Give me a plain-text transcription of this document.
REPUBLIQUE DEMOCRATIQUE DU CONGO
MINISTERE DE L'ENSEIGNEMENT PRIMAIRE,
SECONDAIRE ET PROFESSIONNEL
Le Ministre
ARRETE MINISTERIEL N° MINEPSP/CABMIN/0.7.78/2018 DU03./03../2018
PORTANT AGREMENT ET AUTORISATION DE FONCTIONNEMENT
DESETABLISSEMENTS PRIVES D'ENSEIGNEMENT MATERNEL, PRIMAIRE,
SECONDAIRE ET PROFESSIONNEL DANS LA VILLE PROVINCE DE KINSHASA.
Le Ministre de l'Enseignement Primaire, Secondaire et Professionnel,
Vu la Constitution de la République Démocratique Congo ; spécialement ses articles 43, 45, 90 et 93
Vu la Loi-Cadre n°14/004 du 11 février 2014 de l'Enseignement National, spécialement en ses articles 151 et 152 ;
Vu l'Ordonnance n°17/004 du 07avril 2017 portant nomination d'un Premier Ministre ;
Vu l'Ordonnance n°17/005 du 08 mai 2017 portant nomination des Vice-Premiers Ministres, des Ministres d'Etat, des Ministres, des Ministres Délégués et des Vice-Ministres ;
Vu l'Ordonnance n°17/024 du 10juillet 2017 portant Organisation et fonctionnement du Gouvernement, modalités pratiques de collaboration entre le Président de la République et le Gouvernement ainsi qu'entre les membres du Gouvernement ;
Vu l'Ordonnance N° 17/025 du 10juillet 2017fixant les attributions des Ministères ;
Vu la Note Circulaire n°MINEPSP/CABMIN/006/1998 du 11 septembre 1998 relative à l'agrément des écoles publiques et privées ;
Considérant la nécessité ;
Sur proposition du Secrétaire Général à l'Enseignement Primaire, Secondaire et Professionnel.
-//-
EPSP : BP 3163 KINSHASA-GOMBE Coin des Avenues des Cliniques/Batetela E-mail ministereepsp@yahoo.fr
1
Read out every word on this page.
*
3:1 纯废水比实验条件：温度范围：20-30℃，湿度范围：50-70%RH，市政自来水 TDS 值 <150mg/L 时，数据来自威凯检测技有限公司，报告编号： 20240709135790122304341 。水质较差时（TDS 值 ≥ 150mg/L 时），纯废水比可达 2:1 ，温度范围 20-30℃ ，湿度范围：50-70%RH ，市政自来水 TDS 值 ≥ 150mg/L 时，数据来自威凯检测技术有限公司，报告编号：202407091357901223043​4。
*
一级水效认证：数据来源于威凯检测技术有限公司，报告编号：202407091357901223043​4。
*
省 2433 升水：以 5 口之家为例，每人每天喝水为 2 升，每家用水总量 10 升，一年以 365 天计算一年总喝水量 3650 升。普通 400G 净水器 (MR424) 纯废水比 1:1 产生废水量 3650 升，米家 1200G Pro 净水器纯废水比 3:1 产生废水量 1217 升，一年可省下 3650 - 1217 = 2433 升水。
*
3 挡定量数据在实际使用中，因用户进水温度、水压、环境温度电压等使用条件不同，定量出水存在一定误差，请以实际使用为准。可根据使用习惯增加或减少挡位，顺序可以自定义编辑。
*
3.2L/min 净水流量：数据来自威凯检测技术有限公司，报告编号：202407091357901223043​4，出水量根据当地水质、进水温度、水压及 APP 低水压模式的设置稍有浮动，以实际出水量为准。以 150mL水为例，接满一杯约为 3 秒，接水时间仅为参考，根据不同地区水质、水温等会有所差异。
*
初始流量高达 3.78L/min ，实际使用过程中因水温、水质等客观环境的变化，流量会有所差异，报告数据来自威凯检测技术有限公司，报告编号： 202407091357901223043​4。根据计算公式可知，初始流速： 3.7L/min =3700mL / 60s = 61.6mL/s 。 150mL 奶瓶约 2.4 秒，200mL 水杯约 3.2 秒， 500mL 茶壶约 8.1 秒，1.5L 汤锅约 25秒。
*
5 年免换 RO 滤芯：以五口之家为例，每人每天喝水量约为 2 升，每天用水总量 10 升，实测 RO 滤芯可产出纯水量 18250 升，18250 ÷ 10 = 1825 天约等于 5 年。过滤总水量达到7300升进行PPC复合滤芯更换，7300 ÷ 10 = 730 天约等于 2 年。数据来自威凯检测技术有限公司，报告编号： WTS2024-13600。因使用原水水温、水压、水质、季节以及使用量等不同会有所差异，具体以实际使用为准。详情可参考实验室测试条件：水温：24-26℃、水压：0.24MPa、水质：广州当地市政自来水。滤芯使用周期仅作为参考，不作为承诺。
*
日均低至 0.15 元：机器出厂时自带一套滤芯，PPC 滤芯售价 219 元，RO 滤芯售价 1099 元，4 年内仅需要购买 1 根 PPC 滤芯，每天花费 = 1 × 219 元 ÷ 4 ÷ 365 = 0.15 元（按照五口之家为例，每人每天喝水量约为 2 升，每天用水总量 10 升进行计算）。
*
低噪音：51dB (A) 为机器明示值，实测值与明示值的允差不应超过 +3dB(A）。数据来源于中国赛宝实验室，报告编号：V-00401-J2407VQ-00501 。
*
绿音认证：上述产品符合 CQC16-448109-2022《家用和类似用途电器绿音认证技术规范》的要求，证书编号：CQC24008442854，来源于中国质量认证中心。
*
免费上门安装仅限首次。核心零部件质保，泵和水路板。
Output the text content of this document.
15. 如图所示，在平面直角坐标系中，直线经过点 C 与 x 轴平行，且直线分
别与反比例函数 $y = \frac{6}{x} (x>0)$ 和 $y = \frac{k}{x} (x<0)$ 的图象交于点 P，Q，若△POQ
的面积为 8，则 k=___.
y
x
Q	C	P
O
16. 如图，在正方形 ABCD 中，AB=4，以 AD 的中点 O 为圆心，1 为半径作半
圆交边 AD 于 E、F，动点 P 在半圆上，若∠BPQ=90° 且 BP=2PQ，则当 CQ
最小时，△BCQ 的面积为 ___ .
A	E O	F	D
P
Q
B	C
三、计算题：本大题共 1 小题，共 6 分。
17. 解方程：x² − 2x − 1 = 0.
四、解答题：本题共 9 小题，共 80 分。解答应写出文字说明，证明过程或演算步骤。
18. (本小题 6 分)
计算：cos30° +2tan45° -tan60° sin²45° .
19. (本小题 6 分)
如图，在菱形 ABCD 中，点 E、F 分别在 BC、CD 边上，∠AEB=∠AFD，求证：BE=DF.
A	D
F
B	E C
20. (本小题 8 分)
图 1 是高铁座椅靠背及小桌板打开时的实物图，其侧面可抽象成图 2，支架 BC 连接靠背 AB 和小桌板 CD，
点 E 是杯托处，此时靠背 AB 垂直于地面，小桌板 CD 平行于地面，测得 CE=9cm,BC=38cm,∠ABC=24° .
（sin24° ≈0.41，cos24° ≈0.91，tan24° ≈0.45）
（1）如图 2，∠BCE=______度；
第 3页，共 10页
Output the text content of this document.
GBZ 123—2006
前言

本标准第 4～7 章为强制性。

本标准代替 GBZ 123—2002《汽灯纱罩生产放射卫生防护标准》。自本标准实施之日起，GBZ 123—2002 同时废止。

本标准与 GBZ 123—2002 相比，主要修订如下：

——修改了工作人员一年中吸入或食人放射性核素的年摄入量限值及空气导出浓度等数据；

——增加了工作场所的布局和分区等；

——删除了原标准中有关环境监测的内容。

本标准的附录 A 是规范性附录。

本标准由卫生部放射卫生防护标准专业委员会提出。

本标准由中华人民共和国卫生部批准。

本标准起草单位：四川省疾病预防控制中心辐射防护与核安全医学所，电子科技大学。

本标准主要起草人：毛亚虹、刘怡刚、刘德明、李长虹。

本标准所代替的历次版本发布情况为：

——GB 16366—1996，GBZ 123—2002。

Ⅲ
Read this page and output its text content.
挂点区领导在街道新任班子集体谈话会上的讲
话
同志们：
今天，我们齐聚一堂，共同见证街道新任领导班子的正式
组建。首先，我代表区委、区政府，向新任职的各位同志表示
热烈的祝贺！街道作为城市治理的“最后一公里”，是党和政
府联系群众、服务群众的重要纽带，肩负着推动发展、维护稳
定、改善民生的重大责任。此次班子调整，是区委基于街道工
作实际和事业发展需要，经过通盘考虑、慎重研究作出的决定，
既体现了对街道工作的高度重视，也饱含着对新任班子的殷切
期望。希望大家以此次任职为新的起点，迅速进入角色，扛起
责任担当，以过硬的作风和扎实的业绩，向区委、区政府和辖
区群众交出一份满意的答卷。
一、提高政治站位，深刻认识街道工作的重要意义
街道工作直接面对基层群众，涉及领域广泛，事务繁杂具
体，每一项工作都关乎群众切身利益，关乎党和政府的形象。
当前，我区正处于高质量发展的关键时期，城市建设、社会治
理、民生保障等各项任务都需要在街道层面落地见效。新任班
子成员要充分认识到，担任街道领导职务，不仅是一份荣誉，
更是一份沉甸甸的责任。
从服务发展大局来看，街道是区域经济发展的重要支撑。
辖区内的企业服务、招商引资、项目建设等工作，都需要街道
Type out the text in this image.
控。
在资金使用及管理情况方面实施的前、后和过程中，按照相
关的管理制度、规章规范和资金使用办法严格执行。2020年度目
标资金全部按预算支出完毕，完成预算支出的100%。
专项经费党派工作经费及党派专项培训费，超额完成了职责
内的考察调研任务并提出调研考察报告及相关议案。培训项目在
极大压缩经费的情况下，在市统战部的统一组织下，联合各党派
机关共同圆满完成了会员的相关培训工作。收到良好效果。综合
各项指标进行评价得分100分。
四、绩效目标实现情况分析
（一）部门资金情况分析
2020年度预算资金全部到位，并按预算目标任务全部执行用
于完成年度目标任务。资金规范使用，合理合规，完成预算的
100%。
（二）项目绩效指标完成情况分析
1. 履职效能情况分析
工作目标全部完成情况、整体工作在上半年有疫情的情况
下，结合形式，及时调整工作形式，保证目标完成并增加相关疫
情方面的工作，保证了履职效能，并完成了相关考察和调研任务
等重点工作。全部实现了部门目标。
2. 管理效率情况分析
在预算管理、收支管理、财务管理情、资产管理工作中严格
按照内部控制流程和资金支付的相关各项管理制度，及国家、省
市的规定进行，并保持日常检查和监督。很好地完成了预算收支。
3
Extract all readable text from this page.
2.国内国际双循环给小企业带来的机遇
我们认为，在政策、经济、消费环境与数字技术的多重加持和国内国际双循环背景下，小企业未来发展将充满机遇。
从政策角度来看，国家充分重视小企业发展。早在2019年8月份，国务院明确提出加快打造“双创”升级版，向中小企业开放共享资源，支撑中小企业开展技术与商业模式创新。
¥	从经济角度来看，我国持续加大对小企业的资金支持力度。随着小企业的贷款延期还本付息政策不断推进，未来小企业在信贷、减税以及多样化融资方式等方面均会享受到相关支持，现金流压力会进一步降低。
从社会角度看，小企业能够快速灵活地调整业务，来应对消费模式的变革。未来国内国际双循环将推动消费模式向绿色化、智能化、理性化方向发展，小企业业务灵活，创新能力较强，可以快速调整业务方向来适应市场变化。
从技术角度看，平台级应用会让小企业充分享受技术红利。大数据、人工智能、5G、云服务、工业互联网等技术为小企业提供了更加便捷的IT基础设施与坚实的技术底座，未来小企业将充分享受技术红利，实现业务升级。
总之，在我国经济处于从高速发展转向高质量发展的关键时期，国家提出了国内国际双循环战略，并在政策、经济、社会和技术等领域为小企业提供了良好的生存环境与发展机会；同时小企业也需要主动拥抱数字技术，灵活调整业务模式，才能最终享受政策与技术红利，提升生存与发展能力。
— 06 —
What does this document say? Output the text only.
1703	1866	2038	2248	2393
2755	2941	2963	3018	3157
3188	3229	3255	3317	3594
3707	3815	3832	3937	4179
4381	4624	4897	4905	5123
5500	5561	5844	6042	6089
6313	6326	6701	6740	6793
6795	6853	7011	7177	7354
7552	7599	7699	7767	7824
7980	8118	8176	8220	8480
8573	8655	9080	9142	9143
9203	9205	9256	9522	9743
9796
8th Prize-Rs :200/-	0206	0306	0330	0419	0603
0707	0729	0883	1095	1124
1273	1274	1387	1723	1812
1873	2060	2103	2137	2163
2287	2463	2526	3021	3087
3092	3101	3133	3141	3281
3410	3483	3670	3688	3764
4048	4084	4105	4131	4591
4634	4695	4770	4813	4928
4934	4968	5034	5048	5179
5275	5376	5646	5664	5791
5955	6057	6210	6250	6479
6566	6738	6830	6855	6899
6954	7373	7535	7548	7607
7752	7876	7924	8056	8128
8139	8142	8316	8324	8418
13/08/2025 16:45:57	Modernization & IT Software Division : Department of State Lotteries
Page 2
+===+
Within the material above, find the lines that contain the word "this"; copy them.

# REPLY TO THE TASK
Give me a plain-text transcription of this document.
Read out every word on this page.
Output the text content of this document.
Output the text content of this document.
Read this page and output its text content.
Type out the text in this image.
Extract all readable text from this page.
What does this document say? Output the text only.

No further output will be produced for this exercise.